Find the lines that hold the word "又是一年毕业季" and return them.
>> Start
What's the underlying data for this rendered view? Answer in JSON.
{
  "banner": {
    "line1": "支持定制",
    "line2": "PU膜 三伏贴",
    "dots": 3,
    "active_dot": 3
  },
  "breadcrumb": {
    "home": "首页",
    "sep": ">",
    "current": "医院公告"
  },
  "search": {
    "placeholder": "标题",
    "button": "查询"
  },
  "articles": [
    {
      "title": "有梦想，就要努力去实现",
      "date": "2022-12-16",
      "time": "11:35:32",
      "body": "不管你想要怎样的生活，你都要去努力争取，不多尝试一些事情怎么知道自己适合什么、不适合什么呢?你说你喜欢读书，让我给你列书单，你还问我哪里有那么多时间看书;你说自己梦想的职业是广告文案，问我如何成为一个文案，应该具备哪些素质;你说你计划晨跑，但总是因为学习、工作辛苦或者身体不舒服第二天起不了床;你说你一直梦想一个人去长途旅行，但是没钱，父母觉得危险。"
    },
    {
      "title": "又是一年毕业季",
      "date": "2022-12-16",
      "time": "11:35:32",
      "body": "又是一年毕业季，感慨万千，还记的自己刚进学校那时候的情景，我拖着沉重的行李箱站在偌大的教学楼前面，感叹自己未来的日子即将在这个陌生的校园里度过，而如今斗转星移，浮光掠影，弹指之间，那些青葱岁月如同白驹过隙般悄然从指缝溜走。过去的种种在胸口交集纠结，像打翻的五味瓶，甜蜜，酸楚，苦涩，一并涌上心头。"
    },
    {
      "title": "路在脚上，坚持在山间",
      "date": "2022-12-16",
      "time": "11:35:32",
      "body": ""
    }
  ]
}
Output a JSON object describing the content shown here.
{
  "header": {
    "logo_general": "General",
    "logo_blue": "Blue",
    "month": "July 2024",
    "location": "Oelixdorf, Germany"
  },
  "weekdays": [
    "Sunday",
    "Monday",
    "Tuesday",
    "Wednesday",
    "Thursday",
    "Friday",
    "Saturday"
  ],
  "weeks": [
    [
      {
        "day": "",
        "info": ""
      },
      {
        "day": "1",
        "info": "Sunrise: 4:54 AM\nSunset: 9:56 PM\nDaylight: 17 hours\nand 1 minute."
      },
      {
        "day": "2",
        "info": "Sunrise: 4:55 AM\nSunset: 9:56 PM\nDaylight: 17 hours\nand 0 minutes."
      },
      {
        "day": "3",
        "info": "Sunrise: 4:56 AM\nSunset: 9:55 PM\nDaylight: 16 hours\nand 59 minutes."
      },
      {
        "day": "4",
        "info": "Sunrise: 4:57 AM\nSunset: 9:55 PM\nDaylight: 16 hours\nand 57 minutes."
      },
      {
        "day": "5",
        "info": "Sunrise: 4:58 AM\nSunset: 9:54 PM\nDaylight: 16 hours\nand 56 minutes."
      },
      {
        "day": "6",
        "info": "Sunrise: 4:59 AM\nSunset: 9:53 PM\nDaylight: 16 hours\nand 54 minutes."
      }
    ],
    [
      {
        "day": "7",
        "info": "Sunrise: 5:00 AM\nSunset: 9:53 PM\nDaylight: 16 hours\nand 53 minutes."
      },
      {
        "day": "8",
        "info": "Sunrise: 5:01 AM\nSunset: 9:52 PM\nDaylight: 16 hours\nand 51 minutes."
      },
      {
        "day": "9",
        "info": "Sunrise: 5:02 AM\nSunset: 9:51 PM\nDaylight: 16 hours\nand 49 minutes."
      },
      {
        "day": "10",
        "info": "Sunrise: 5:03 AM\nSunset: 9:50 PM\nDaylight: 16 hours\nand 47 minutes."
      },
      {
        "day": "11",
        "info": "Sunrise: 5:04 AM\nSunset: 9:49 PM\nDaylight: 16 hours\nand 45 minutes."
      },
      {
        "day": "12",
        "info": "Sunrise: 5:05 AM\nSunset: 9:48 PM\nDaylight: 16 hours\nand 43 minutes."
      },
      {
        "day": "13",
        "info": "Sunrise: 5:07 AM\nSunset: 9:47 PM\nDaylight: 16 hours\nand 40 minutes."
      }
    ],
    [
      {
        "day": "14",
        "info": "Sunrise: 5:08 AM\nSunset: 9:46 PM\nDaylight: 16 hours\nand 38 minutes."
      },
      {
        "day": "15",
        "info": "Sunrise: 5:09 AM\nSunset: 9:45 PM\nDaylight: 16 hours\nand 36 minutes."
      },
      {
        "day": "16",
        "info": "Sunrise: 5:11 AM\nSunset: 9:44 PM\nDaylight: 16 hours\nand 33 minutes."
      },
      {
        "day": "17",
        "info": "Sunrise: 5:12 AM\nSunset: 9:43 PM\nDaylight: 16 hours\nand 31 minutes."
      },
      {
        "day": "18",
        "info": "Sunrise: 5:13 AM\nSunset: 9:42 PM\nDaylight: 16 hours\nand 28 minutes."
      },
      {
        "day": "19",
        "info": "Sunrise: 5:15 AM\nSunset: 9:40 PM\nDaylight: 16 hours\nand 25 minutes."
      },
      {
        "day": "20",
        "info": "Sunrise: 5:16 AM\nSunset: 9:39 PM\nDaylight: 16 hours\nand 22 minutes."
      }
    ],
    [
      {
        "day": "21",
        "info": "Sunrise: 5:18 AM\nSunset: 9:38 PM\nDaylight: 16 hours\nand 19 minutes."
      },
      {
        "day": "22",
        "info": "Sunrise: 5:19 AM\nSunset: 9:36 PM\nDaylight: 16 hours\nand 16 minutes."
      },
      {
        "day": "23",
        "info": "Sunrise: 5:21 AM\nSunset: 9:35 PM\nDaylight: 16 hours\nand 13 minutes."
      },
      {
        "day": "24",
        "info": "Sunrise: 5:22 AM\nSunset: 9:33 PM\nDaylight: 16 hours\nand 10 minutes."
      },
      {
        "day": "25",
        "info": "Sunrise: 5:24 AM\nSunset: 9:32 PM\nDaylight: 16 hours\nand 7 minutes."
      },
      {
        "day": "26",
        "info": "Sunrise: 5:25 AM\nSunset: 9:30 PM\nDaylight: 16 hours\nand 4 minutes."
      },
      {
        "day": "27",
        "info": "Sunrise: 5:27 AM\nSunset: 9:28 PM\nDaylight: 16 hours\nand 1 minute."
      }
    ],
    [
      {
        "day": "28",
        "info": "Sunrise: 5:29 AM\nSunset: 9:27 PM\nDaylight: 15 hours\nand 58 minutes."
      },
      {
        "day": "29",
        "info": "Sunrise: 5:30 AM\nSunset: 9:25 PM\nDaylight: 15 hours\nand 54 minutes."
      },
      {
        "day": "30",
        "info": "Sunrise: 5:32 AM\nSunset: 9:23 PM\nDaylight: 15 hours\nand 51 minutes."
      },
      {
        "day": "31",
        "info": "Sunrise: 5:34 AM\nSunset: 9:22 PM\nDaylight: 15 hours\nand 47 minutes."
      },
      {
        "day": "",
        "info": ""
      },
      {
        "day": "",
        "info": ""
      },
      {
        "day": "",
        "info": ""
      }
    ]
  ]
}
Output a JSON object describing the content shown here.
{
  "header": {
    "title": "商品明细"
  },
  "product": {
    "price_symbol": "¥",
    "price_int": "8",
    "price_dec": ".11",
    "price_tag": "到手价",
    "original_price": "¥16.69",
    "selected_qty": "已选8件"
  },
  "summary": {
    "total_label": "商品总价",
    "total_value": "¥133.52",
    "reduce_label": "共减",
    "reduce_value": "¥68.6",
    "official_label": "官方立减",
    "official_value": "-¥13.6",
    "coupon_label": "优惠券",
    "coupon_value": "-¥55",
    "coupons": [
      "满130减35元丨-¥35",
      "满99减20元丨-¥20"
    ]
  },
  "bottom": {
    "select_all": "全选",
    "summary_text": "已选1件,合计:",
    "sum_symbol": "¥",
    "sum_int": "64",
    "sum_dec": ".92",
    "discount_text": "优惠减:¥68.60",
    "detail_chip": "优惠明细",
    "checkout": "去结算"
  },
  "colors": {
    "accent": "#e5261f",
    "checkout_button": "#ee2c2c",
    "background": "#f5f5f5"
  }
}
>> End
# Response
      "title": "又是一年毕业季",
      "body": "又是一年毕业季，感慨万千，还记的自己刚进学校那时候的情景，我拖着沉重的行李箱站在偌大的教学楼前面，感叹自己未来的日子即将在这个陌生的校园里度过，而如今斗转星移，浮光掠影，弹指之间，那些青葱岁月如同白驹过隙般悄然从指缝溜走。过去的种种在胸口交集纠结，像打翻的五味瓶，甜蜜，酸楚，苦涩，一并涌上心头。"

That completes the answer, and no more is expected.